> **PROBLEM STATEMENT**
Go through the records below and return each line that has "sublineages" in it.

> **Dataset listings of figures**

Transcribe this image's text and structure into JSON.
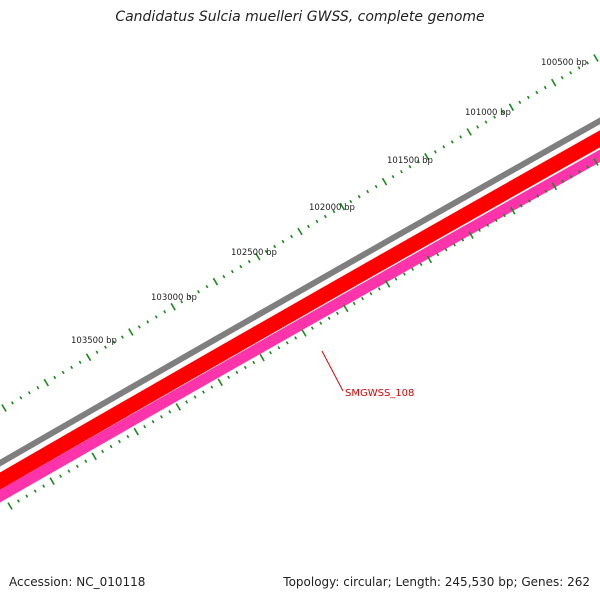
{
  "title": "Candidatus Sulcia muelleri GWSS, complete genome",
  "accession": "Accession: NC_010118",
  "summary": "Topology: circular; Length: 245,530 bp; Genes: 262",
  "ruler_labels": [
    "100500 bp",
    "101000 bp",
    "101500 bp",
    "102000 bp",
    "102500 bp",
    "103000 bp",
    "103500 bp"
  ],
  "gene_label": "SMGWSS_108",
  "colors": {
    "backbone": "#7f7f7f",
    "forward_strand": "#ff0000",
    "reverse_strand": "#ff33aa",
    "ticks": "#1a8a1a",
    "gene_label": "#e00000"
  }
}
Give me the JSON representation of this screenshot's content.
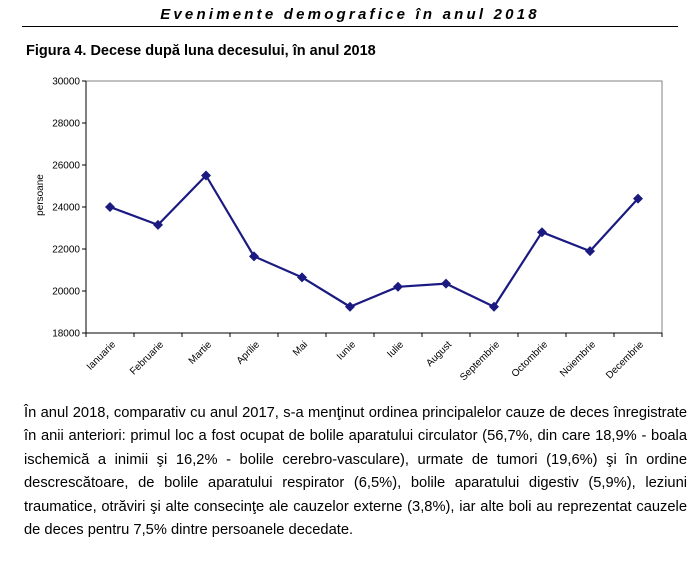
{
  "header": {
    "running_title": "Evenimente demografice în anul 2018"
  },
  "figure": {
    "title": "Figura 4. Decese după luna decesului, în anul 2018"
  },
  "chart_data": {
    "type": "line",
    "categories": [
      "Ianuarie",
      "Februarie",
      "Martie",
      "Aprilie",
      "Mai",
      "Iunie",
      "Iulie",
      "August",
      "Septembrie",
      "Octombrie",
      "Noiembrie",
      "Decembrie"
    ],
    "series": [
      {
        "values": [
          24000,
          23150,
          25500,
          21650,
          20650,
          19250,
          20200,
          20350,
          19250,
          22800,
          21900,
          24400
        ]
      }
    ],
    "ylabel": "persoane",
    "xlabel": "",
    "ylim": [
      18000,
      30000
    ],
    "yticks": [
      18000,
      20000,
      22000,
      24000,
      26000,
      28000,
      30000
    ],
    "grid": false,
    "line_color": "#1a1a80"
  },
  "body": {
    "paragraph": "În anul 2018, comparativ cu anul 2017, s-a menţinut ordinea principalelor cauze de deces înregistrate în anii anteriori: primul loc a fost ocupat de bolile aparatului circulator (56,7%, din care 18,9% - boala ischemică a inimii şi 16,2% - bolile cerebro-vasculare), urmate de tumori (19,6%) şi în ordine descrescătoare, de bolile aparatului respirator (6,5%), bolile aparatului digestiv (5,9%), leziuni traumatice, otrăviri şi alte consecinţe ale cauzelor externe (3,8%), iar alte boli au reprezentat cauzele de deces pentru 7,5% dintre persoanele decedate."
  }
}
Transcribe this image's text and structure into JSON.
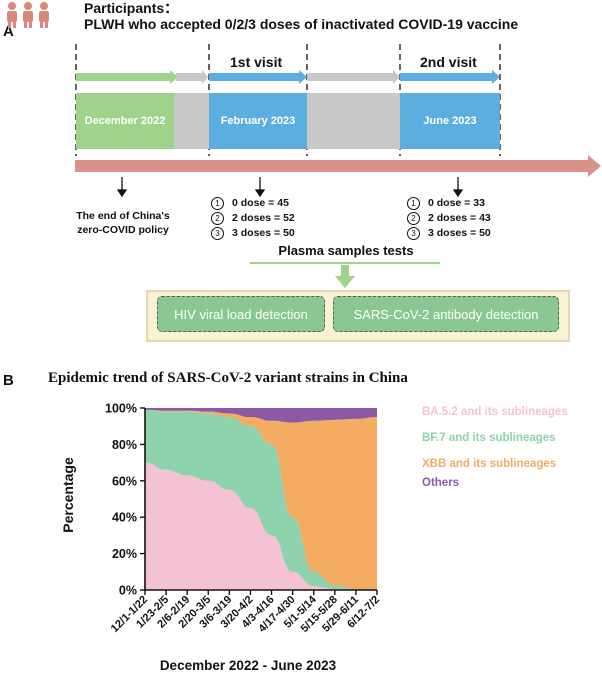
{
  "panel_a": {
    "letter": "A",
    "participants_label": "Participants：",
    "participants_desc": "PLWH who accepted 0/2/3 doses of inactivated COVID-19 vaccine",
    "visit1_label": "1st visit",
    "visit2_label": "2nd visit",
    "periods": [
      "December 2022",
      "February 2023",
      "June 2023"
    ],
    "policy_text_line1": "The end of China's",
    "policy_text_line2": "zero-COVID policy",
    "visit1_doses": [
      {
        "marker": "1",
        "text": "0 dose = 45"
      },
      {
        "marker": "2",
        "text": "2 doses = 52"
      },
      {
        "marker": "3",
        "text": "3 doses = 50"
      }
    ],
    "visit2_doses": [
      {
        "marker": "1",
        "text": "0 dose = 33"
      },
      {
        "marker": "2",
        "text": "2 doses = 43"
      },
      {
        "marker": "3",
        "text": "3 doses = 50"
      }
    ],
    "tests_title": "Plasma samples tests",
    "detections": [
      "HIV viral load detection",
      "SARS-CoV-2 antibody detection"
    ],
    "colors": {
      "green": "#9dd38a",
      "blue": "#5aaee0",
      "gray": "#c8c8c8",
      "timeline": "#d9938a",
      "person": "#d88a7a"
    }
  },
  "panel_b": {
    "letter": "B",
    "chart_data": {
      "type": "area",
      "title": "Epidemic trend of SARS-CoV-2 variant strains in China",
      "xlabel": "December 2022 - June 2023",
      "ylabel": "Percentage",
      "ylim": [
        0,
        100
      ],
      "yticks": [
        "0%",
        "20%",
        "40%",
        "60%",
        "80%",
        "100%"
      ],
      "categories": [
        "12/1-1/22",
        "1/23-2/5",
        "2/6-2/19",
        "2/20-3/5",
        "3/6-3/19",
        "3/20-4/2",
        "4/3-4/16",
        "4/17-4/30",
        "5/1-5/14",
        "5/15-5/28",
        "5/29-6/11",
        "6/12-7/2"
      ],
      "stacked": true,
      "series": [
        {
          "name": "BA.5.2 and its sublineages",
          "color": "#f4c2d4",
          "values": [
            70,
            66,
            63,
            60,
            55,
            45,
            30,
            10,
            2,
            0.5,
            0,
            0
          ]
        },
        {
          "name": "BF.7 and its sublineages",
          "color": "#8fd3ae",
          "values": [
            29,
            32,
            35,
            37,
            40,
            45,
            50,
            30,
            8,
            2,
            0.5,
            0
          ]
        },
        {
          "name": "XBB and its sublineages",
          "color": "#f4ab62",
          "values": [
            0,
            0.5,
            0.5,
            1,
            2,
            5,
            13,
            52,
            83,
            91,
            93.5,
            95
          ]
        },
        {
          "name": "Others",
          "color": "#8c5aa5",
          "values": [
            1,
            1.5,
            1.5,
            2,
            3,
            5,
            7,
            8,
            7,
            6.5,
            6,
            5
          ]
        }
      ],
      "legend": "right",
      "grid": false
    }
  }
}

> **TASK RESULT**
          "name": "BA.5.2 and its sublineages",
          "name": "BF.7 and its sublineages",
          "name": "XBB and its sublineages",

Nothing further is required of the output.